WHAT THIS TASK INVOLVES :: Pick every line from the data that holds the word "name".
****************************************
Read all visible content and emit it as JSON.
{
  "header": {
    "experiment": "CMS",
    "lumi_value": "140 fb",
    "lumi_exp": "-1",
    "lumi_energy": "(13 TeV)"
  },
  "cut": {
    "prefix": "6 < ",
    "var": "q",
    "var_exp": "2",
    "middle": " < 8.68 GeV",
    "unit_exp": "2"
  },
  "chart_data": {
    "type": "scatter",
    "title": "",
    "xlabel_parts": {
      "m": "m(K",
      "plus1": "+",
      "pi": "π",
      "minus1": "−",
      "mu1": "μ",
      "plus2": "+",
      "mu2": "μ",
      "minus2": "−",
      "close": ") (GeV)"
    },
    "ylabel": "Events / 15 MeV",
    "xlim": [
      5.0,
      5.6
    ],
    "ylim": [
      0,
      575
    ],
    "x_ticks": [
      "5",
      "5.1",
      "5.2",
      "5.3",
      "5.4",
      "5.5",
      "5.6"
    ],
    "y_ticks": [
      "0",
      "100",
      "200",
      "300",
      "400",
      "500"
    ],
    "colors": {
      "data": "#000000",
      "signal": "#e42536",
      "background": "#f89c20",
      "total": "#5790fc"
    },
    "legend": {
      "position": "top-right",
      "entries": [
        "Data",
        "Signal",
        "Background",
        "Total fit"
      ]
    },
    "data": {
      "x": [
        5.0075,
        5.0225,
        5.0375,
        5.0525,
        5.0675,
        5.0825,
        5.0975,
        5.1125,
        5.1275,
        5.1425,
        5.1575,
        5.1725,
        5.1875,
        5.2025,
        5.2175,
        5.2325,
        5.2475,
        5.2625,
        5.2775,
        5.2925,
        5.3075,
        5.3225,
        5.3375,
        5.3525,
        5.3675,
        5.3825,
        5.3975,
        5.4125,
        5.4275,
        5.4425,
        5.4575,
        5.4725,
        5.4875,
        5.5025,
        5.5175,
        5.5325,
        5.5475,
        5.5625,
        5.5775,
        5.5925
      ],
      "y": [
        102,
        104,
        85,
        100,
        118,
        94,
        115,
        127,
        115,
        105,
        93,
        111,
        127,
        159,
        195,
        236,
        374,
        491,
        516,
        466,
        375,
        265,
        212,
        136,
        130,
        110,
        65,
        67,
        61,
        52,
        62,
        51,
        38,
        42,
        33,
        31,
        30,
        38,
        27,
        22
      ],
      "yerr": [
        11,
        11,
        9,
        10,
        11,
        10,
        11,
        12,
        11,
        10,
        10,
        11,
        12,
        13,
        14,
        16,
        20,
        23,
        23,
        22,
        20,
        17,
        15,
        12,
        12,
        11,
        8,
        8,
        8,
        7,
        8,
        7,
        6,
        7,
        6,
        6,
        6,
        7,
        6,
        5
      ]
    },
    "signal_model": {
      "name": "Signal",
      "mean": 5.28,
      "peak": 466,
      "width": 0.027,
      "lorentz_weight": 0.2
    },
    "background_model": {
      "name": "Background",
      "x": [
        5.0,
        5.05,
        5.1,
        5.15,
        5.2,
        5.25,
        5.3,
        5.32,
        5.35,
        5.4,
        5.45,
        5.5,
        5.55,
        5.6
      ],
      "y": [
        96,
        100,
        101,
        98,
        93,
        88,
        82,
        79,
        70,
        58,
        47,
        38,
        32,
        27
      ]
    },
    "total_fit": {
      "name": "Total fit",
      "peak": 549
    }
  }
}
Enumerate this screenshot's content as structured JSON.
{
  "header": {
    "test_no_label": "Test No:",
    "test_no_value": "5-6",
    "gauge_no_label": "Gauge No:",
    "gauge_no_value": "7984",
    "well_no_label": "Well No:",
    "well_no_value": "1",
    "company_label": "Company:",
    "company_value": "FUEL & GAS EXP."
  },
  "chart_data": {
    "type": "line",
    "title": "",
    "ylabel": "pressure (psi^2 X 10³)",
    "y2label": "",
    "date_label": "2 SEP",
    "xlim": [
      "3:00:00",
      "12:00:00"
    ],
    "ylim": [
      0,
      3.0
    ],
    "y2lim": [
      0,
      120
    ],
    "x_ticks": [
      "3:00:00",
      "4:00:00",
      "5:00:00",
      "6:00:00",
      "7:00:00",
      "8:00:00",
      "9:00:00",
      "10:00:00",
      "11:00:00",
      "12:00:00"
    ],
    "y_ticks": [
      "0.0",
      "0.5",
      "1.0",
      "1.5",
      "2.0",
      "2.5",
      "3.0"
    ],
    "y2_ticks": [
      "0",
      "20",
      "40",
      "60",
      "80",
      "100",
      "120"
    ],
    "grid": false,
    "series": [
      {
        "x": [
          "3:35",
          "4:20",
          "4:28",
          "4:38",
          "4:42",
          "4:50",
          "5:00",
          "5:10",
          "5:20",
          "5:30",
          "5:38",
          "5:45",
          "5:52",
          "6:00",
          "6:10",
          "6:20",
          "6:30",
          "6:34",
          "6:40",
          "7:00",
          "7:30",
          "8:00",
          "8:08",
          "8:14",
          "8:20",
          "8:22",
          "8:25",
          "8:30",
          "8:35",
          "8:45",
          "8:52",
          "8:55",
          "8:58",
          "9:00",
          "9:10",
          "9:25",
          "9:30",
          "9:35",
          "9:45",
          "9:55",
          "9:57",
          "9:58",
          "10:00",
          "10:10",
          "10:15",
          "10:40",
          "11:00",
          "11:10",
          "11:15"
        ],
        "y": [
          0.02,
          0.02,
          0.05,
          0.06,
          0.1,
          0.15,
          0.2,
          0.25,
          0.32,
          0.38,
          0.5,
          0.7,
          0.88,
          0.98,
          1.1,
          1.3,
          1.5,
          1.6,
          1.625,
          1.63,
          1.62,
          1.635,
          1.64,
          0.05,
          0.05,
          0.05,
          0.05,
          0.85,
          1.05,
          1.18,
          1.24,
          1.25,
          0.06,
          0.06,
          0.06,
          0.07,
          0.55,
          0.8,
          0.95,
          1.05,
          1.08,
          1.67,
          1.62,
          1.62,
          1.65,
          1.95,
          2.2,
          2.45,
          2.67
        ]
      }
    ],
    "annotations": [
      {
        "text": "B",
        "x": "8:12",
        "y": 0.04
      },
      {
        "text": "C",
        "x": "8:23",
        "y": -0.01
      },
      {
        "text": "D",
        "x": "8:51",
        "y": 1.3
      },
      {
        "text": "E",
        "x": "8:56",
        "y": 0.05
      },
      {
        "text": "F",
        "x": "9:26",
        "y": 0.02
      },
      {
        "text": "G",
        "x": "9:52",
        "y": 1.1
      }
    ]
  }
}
****************************************
EXERCISE OUTPUT ::
      "name": "Signal",
      "name": "Background",
      "name": "Total fit",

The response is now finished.